[begin Material to process]

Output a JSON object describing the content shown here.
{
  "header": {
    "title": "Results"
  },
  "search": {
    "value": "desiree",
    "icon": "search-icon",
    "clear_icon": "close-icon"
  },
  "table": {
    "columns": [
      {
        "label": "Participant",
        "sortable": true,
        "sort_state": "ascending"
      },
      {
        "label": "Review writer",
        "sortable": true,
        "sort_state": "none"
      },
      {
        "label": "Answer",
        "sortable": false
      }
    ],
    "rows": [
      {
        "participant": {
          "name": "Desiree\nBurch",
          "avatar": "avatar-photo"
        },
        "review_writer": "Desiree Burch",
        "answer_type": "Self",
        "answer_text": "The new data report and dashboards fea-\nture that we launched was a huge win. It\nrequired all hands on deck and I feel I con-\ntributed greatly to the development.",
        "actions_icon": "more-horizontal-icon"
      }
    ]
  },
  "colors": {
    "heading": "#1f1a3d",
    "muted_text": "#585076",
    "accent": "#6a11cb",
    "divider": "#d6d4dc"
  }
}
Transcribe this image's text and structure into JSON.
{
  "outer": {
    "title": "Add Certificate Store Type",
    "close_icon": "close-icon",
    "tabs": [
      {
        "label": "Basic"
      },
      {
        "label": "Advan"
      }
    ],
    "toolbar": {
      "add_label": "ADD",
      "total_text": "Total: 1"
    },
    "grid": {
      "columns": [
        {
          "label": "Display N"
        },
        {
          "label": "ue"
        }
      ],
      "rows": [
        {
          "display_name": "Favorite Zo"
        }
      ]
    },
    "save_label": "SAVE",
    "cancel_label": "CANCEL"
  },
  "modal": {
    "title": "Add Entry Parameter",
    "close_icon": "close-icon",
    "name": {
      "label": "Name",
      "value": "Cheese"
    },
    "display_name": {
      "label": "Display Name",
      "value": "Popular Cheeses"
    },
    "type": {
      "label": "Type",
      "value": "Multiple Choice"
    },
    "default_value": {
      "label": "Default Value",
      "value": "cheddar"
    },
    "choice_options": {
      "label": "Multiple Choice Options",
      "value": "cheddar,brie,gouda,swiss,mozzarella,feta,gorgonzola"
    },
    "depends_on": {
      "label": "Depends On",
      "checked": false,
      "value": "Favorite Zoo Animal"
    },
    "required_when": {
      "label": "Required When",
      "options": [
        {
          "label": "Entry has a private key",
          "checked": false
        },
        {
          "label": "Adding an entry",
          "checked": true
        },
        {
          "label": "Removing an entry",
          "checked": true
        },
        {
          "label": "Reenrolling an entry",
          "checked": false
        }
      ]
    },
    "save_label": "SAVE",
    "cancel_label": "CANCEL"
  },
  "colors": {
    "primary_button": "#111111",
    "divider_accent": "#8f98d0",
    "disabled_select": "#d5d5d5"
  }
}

[end Material to process]

• _Brief_:
All of the material must be reproduced exactly.

• _Right answer_:
Output a JSON object describing the content shown here.
{
  "header": {
    "title": "Results"
  },
  "search": {
    "value": "desiree",
    "icon": "search-icon",
    "clear_icon": "close-icon"
  },
  "table": {
    "columns": [
      {
        "label": "Participant",
        "sortable": true,
        "sort_state": "ascending"
      },
      {
        "label": "Review writer",
        "sortable": true,
        "sort_state": "none"
      },
      {
        "label": "Answer",
        "sortable": false
      }
    ],
    "rows": [
      {
        "participant": {
          "name": "Desiree\nBurch",
          "avatar": "avatar-photo"
        },
        "review_writer": "Desiree Burch",
        "answer_type": "Self",
        "answer_text": "The new data report and dashboards fea-\nture that we launched was a huge win. It\nrequired all hands on deck and I feel I con-\ntributed greatly to the development.",
        "actions_icon": "more-horizontal-icon"
      }
    ]
  },
  "colors": {
    "heading": "#1f1a3d",
    "muted_text": "#585076",
    "accent": "#6a11cb",
    "divider": "#d6d4dc"
  }
}
Transcribe this image's text and structure into JSON.
{
  "outer": {
    "title": "Add Certificate Store Type",
    "close_icon": "close-icon",
    "tabs": [
      {
        "label": "Basic"
      },
      {
        "label": "Advan"
      }
    ],
    "toolbar": {
      "add_label": "ADD",
      "total_text": "Total: 1"
    },
    "grid": {
      "columns": [
        {
          "label": "Display N"
        },
        {
          "label": "ue"
        }
      ],
      "rows": [
        {
          "display_name": "Favorite Zo"
        }
      ]
    },
    "save_label": "SAVE",
    "cancel_label": "CANCEL"
  },
  "modal": {
    "title": "Add Entry Parameter",
    "close_icon": "close-icon",
    "name": {
      "label": "Name",
      "value": "Cheese"
    },
    "display_name": {
      "label": "Display Name",
      "value": "Popular Cheeses"
    },
    "type": {
      "label": "Type",
      "value": "Multiple Choice"
    },
    "default_value": {
      "label": "Default Value",
      "value": "cheddar"
    },
    "choice_options": {
      "label": "Multiple Choice Options",
      "value": "cheddar,brie,gouda,swiss,mozzarella,feta,gorgonzola"
    },
    "depends_on": {
      "label": "Depends On",
      "checked": false,
      "value": "Favorite Zoo Animal"
    },
    "required_when": {
      "label": "Required When",
      "options": [
        {
          "label": "Entry has a private key",
          "checked": false
        },
        {
          "label": "Adding an entry",
          "checked": true
        },
        {
          "label": "Removing an entry",
          "checked": true
        },
        {
          "label": "Reenrolling an entry",
          "checked": false
        }
      ]
    },
    "save_label": "SAVE",
    "cancel_label": "CANCEL"
  },
  "colors": {
    "primary_button": "#111111",
    "divider_accent": "#8f98d0",
    "disabled_select": "#d5d5d5"
  }
}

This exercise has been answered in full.